● **EXERCISE GOAL**:
Search the data for the word "color" and copy every line where it occurs.

##### RECORDS SUPPLIED #####

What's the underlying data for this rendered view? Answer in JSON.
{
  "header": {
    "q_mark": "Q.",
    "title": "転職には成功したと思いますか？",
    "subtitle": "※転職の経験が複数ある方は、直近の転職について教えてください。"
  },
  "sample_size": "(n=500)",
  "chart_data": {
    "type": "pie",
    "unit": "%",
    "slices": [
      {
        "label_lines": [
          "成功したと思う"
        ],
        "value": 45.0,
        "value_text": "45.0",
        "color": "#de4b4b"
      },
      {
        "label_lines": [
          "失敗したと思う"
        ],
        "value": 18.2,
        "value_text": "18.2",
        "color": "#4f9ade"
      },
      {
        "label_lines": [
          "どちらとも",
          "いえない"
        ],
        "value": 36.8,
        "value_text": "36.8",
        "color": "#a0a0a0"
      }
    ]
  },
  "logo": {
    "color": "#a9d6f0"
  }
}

#####

● **CORRECT RESPONSE**:
        "color": "#de4b4b"
        "color": "#4f9ade"
        "color": "#a0a0a0"
    "color": "#a9d6f0"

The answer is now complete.